--- begin Material supplied ---
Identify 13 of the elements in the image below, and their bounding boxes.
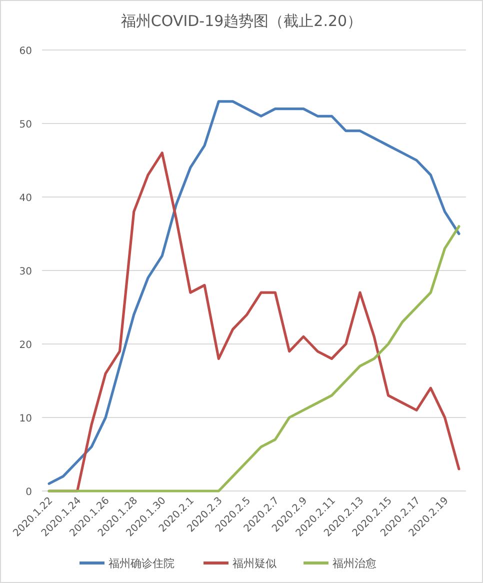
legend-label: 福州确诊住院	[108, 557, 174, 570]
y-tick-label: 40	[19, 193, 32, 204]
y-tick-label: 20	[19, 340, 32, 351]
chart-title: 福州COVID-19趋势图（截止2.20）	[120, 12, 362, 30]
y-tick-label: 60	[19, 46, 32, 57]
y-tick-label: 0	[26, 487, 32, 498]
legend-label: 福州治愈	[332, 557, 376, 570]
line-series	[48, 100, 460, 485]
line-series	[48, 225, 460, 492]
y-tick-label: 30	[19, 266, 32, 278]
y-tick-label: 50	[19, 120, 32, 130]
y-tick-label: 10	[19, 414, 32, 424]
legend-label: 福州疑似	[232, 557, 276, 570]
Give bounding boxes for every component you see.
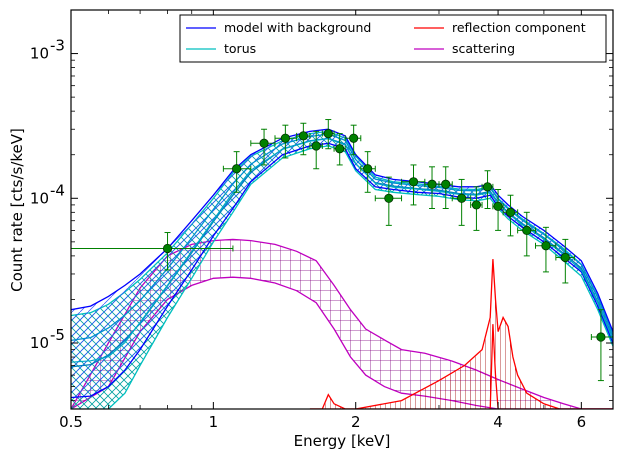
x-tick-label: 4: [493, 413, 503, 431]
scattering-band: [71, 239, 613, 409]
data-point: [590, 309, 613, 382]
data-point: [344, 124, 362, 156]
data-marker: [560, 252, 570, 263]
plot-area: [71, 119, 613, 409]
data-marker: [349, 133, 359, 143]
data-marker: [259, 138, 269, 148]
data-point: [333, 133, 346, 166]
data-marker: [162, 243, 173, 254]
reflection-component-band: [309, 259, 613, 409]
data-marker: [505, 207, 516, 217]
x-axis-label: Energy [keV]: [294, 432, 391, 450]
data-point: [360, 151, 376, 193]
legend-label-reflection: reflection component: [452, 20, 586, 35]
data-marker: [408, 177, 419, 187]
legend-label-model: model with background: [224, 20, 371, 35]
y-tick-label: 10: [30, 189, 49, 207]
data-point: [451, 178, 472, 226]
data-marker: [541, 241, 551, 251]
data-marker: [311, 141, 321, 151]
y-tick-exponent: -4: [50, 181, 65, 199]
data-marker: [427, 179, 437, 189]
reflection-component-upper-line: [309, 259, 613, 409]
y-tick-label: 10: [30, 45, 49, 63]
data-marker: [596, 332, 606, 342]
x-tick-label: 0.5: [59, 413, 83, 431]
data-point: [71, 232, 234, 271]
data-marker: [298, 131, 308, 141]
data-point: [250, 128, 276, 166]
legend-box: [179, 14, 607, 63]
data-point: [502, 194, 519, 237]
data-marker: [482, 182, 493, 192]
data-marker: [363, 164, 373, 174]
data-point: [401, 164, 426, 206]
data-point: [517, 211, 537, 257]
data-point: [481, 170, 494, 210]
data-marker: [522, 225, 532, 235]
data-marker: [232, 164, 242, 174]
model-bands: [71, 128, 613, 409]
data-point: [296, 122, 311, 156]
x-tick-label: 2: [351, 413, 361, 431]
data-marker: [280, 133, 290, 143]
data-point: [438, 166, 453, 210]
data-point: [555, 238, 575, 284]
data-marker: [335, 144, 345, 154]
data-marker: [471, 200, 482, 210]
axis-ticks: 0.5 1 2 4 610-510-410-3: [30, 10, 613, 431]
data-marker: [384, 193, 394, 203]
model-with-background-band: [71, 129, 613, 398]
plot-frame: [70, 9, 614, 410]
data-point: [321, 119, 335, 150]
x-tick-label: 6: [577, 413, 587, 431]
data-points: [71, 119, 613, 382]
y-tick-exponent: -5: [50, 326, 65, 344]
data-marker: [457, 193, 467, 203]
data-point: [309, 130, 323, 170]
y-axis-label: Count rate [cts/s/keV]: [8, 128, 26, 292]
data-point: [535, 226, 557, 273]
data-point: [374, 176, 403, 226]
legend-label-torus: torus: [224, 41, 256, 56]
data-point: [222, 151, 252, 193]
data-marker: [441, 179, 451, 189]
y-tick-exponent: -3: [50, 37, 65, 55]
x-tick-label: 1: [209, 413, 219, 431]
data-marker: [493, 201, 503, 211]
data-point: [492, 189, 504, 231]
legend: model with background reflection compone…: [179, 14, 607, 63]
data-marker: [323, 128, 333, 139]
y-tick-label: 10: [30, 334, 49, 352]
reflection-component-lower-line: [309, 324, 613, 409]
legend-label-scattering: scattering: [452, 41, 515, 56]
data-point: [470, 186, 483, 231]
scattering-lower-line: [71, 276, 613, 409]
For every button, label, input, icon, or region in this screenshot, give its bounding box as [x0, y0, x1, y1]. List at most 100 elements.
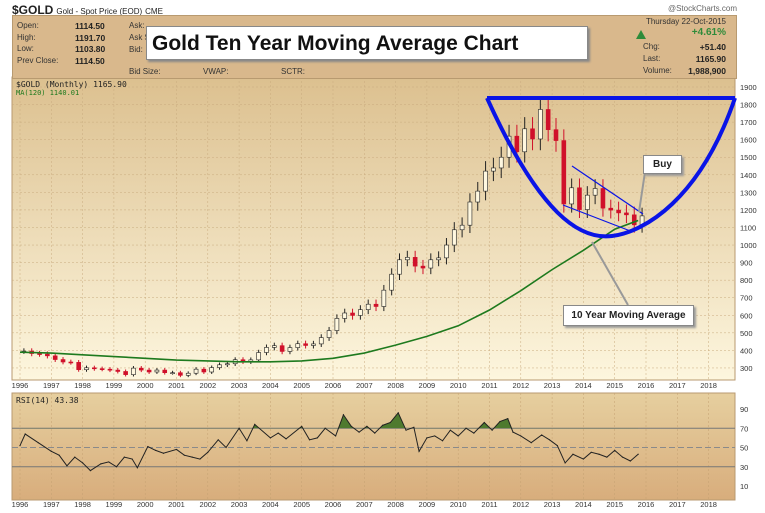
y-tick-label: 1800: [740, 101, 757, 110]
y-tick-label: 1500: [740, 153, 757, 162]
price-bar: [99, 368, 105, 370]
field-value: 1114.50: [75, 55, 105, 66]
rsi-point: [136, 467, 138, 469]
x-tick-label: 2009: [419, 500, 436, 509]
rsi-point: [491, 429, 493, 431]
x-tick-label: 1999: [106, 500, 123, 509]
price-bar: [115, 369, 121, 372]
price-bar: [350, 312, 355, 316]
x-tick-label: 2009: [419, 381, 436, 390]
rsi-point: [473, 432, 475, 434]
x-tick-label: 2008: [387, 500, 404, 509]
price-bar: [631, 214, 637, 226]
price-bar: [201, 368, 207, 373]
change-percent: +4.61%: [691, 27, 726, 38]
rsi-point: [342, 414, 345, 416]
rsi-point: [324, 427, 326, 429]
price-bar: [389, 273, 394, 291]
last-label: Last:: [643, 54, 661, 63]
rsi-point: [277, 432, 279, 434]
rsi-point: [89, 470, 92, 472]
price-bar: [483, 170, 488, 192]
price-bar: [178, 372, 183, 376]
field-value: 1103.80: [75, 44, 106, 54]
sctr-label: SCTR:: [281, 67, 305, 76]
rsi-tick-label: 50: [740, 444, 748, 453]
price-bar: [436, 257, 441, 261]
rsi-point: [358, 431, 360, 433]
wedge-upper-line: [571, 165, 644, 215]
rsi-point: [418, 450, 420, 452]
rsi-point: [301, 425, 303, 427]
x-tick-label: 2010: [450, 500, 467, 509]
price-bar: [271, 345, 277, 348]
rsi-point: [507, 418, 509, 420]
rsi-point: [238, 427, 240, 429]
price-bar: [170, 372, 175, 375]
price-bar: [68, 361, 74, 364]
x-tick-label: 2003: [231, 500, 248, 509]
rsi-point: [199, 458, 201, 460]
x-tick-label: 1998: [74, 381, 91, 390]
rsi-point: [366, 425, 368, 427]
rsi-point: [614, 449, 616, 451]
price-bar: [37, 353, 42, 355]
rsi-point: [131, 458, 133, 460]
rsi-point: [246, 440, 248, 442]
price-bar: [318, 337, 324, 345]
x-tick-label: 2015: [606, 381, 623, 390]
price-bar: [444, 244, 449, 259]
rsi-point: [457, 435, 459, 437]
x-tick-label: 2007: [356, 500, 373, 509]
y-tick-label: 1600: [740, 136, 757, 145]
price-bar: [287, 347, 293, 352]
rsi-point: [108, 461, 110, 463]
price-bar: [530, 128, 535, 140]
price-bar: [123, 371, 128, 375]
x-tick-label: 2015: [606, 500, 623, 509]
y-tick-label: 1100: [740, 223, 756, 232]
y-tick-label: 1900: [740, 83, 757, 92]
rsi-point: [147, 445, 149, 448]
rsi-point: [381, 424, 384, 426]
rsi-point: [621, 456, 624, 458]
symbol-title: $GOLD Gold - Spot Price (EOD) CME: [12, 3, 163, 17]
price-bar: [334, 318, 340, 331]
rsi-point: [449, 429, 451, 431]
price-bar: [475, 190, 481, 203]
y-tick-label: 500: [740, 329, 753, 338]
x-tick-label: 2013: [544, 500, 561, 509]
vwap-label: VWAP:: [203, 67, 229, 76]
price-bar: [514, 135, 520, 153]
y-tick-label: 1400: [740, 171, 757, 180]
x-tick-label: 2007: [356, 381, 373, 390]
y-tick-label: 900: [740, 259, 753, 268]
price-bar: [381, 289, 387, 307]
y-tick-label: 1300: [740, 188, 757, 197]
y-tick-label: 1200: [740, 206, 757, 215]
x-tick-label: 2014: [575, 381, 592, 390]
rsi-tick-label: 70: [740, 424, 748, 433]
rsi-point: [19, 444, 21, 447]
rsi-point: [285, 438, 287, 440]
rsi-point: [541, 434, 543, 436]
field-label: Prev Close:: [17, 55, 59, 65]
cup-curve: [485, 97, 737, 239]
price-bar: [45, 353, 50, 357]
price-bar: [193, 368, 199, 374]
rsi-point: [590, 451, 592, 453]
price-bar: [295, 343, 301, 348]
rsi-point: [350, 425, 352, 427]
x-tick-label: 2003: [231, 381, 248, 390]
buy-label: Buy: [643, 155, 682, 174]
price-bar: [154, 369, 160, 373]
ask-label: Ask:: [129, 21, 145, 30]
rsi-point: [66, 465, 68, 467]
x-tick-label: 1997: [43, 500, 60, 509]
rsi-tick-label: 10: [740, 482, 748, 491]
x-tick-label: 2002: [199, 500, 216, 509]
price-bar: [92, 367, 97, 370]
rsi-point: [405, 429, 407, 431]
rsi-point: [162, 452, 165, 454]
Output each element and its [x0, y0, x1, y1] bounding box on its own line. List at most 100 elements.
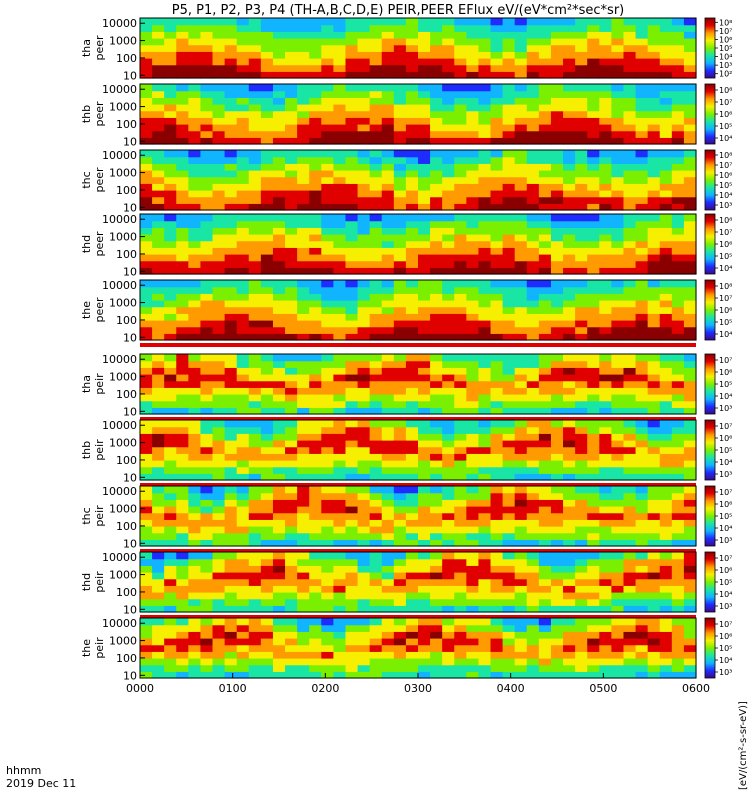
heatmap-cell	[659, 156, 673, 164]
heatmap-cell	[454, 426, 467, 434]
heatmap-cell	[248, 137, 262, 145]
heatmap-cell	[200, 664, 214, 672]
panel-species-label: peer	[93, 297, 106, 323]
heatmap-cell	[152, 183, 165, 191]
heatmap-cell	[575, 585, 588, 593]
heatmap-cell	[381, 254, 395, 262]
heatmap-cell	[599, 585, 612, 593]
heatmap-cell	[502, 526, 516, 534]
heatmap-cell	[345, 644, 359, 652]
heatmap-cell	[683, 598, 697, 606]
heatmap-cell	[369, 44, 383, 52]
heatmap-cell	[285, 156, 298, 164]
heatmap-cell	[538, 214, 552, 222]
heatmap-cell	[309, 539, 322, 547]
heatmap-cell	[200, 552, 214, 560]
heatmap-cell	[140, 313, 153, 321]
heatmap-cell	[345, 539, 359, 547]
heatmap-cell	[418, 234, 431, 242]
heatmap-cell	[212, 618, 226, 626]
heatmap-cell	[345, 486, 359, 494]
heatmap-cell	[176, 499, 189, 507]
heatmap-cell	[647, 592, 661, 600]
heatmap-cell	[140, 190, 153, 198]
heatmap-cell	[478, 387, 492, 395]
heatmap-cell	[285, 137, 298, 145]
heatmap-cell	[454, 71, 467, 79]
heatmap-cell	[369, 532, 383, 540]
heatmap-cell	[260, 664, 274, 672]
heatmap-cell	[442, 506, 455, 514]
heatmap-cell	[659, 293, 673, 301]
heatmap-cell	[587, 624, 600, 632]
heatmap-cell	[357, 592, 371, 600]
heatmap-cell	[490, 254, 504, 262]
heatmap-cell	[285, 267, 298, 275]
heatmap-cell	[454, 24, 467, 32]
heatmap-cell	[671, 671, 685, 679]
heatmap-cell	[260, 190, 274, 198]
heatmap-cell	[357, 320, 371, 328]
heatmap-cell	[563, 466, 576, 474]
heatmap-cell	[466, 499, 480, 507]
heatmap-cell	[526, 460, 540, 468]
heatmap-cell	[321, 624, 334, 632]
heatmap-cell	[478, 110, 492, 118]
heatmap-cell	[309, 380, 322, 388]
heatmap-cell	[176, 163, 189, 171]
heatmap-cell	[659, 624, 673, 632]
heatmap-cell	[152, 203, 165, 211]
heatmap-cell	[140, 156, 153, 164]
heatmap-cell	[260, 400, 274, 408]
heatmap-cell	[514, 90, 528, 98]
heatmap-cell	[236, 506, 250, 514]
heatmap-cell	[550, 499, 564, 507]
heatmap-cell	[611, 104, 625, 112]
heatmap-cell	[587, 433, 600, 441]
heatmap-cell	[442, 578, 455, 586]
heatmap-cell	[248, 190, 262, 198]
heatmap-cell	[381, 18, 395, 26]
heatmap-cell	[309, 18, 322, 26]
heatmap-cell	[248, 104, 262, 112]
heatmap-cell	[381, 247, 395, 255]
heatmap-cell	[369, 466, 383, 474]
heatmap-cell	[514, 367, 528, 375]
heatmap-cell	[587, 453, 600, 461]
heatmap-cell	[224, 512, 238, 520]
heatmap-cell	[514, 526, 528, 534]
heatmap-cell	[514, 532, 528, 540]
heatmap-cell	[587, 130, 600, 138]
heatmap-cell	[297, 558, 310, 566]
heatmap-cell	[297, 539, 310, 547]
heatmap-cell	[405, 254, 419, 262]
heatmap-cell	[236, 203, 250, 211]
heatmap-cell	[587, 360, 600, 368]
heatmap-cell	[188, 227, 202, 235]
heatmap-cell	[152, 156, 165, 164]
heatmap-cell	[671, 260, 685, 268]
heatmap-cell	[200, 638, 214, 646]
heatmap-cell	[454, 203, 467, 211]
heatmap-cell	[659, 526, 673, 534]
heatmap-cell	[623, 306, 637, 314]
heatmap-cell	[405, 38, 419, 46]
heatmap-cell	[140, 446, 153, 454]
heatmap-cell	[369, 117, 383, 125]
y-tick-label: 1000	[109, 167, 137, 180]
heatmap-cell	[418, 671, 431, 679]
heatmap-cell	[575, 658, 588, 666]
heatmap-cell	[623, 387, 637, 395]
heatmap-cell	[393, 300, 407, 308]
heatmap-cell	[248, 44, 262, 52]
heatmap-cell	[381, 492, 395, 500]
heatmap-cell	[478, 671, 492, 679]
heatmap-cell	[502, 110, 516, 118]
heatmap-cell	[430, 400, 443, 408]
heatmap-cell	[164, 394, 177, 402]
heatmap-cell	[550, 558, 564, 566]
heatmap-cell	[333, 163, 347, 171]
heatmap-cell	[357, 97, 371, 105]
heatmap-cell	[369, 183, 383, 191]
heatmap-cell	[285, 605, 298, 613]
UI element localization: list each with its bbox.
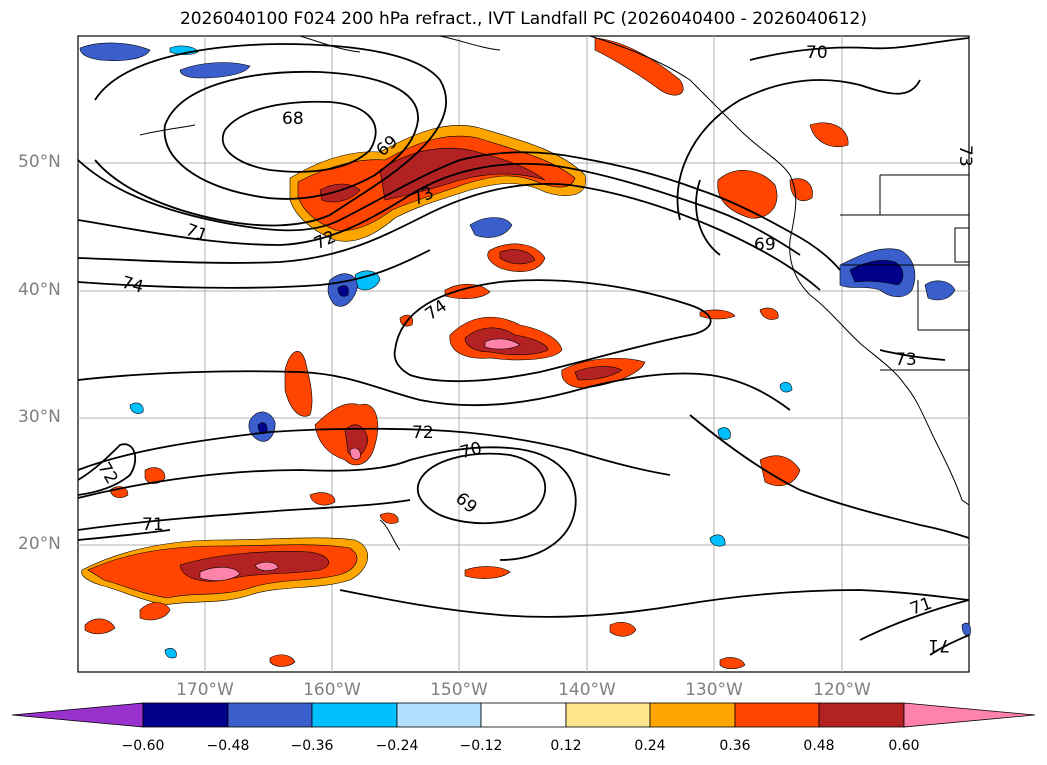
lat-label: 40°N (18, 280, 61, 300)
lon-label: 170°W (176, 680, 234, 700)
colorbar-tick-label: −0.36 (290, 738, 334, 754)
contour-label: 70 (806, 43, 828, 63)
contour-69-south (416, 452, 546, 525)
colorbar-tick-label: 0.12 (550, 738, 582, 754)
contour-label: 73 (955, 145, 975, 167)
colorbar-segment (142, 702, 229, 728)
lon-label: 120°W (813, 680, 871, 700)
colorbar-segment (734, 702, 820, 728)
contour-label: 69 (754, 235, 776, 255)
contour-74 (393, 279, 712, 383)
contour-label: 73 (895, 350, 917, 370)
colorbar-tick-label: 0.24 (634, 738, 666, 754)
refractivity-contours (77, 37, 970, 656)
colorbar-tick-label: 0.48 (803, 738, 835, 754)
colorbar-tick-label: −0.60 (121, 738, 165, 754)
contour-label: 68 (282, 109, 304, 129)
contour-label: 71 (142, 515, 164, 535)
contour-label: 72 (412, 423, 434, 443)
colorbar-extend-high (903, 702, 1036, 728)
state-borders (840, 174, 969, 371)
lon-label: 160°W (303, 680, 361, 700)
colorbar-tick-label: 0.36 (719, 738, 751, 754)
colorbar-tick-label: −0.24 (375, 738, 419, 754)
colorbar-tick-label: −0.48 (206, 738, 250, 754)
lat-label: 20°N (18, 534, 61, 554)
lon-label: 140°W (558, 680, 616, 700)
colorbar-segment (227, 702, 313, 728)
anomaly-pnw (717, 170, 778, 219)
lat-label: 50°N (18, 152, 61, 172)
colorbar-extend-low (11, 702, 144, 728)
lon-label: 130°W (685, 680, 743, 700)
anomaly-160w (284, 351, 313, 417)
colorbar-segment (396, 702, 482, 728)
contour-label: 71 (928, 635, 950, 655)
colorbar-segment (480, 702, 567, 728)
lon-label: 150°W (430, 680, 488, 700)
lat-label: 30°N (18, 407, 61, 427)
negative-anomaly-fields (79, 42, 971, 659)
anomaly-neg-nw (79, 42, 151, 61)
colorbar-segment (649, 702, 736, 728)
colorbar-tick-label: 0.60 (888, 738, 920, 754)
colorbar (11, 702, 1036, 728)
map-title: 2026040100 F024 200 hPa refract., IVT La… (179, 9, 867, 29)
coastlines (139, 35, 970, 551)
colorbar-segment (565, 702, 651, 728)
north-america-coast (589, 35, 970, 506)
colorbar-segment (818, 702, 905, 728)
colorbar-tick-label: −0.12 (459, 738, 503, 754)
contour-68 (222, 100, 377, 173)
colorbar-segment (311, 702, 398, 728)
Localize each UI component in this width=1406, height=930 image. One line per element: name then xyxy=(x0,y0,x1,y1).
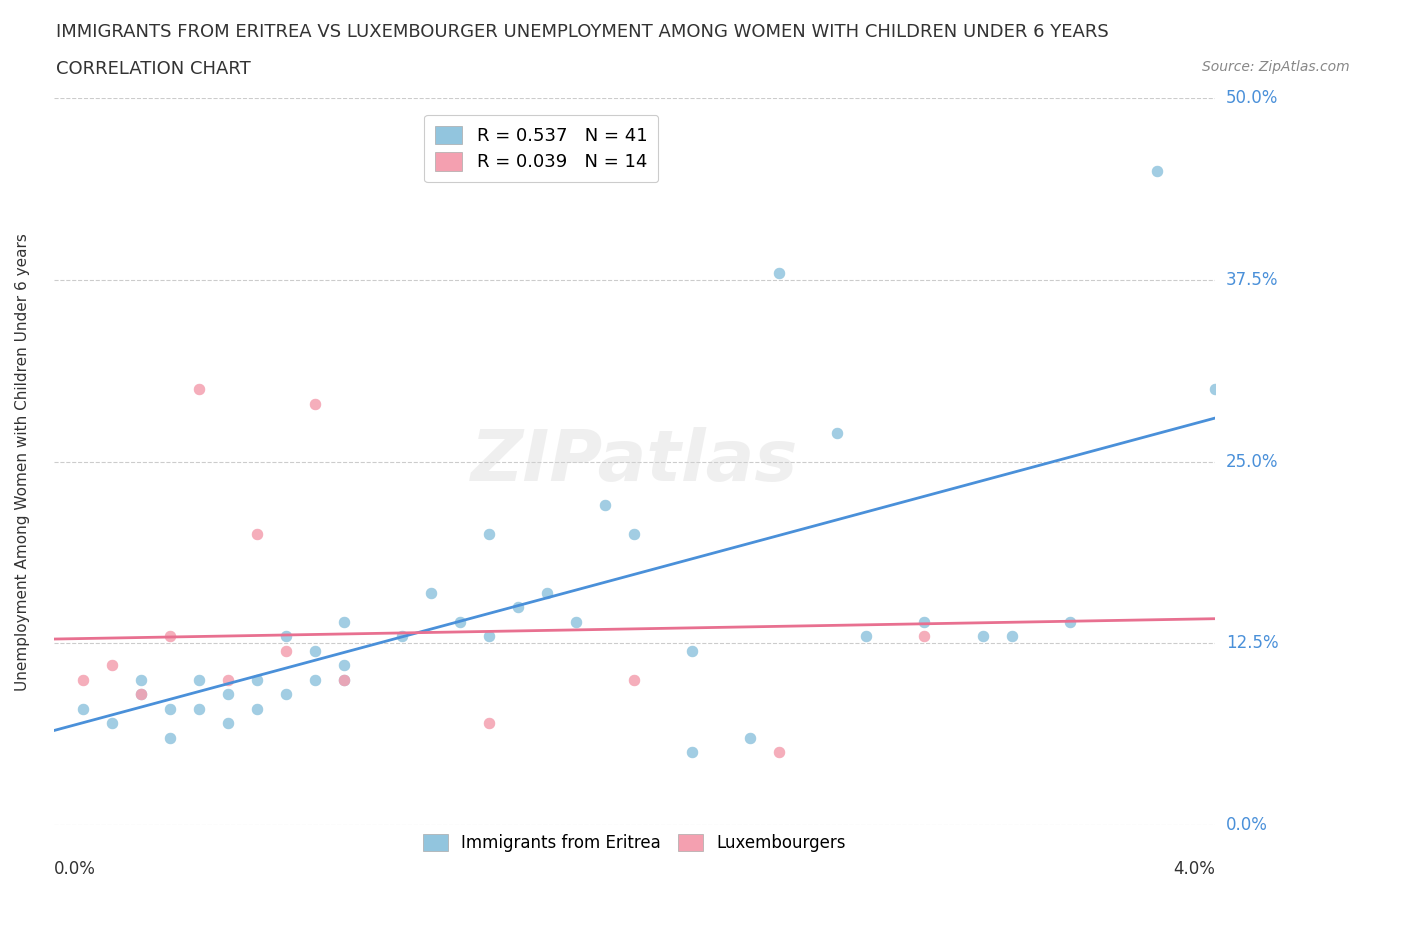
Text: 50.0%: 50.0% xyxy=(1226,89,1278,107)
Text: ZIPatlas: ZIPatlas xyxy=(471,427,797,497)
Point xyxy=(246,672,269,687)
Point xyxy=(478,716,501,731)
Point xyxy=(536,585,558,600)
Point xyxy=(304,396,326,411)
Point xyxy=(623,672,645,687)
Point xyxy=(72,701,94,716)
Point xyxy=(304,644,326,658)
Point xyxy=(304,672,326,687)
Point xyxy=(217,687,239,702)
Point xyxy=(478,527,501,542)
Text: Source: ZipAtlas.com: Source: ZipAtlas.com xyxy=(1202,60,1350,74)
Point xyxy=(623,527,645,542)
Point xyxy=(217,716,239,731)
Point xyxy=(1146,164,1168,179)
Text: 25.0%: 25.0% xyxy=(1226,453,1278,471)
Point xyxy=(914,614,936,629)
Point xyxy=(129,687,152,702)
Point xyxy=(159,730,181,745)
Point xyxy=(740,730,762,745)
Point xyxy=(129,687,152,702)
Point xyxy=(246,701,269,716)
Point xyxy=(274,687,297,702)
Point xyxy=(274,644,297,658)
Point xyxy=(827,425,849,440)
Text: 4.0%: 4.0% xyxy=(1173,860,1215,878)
--- end Material supplied ---
Rewrite the listing from its start through the line containing "Give bounding boxes", switching every "legend-label" to "legend-text" and leaving everything else unchanged. Omit the pictures from your answer.

- Written answer -
Identify 13 of the elements in the image below, and their bounding boxes.
legend-text: 福州确诊住院	[108, 557, 174, 570]
y-tick-label: 40	[19, 193, 32, 204]
y-tick-label: 20	[19, 340, 32, 351]
chart-title: 福州COVID-19趋势图（截止2.20）	[120, 12, 362, 30]
y-tick-label: 60	[19, 46, 32, 57]
y-tick-label: 0	[26, 487, 32, 498]
legend-text: 福州治愈	[332, 557, 376, 570]
line-series	[48, 100, 460, 485]
line-series	[48, 225, 460, 492]
y-tick-label: 30	[19, 266, 32, 278]
y-tick-label: 50	[19, 120, 32, 130]
y-tick-label: 10	[19, 414, 32, 424]
legend-text: 福州疑似	[232, 557, 276, 570]
Give bounding boxes for every component you see.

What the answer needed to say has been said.